**AIM**
Gather every line of the material below that contains the string "swatch", paying attention to case.

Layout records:
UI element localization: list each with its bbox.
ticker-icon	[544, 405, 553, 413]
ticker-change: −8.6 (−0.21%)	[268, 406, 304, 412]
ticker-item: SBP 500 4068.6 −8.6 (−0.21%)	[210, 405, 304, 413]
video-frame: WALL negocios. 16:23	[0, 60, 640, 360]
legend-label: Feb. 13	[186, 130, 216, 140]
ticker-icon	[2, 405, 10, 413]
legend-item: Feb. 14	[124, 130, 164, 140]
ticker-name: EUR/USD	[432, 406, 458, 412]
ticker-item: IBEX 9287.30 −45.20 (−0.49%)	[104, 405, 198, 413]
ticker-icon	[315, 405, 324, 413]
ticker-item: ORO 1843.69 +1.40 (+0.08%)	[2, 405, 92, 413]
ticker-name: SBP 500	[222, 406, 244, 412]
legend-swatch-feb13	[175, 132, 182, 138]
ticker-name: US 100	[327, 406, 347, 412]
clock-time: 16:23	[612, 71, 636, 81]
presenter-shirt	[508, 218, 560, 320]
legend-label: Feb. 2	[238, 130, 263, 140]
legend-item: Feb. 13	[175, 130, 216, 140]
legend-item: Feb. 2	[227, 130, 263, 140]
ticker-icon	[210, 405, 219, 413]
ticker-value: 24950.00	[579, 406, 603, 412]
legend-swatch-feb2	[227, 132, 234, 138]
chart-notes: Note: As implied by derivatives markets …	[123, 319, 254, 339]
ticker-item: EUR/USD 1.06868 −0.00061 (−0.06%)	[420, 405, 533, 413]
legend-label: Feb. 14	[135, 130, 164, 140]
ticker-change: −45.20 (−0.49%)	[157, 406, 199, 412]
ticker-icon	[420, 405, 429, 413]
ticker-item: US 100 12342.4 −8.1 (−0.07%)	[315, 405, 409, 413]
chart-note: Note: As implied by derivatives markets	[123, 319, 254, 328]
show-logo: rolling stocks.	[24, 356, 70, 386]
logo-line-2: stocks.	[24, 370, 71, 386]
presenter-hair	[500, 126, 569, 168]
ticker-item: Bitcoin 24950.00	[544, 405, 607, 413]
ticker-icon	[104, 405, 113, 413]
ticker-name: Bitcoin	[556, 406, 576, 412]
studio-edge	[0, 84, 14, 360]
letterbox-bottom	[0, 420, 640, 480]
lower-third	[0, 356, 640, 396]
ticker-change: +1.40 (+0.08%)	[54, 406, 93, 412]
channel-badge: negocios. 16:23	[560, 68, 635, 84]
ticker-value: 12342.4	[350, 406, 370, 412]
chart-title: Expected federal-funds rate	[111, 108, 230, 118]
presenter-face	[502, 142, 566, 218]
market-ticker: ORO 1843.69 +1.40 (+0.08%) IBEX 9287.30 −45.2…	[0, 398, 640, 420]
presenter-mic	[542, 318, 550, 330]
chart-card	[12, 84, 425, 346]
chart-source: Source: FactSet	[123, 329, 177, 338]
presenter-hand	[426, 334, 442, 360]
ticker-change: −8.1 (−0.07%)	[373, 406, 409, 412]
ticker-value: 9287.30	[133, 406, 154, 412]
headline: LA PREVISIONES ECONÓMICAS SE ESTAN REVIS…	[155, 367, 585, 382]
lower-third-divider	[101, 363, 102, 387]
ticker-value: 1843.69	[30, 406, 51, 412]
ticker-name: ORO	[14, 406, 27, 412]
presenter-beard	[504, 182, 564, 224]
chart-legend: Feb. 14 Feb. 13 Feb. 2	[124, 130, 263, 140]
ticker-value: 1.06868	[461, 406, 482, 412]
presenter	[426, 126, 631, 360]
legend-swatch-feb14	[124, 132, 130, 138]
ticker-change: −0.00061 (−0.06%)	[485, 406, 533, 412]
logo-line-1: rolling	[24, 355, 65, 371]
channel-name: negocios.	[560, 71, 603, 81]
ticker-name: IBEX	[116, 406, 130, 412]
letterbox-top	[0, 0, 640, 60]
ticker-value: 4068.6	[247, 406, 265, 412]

**THE RESPONSE**
legend-swatch-feb13	[175, 132, 182, 138]
legend-swatch-feb2	[227, 132, 234, 138]
legend-swatch-feb14	[124, 132, 130, 138]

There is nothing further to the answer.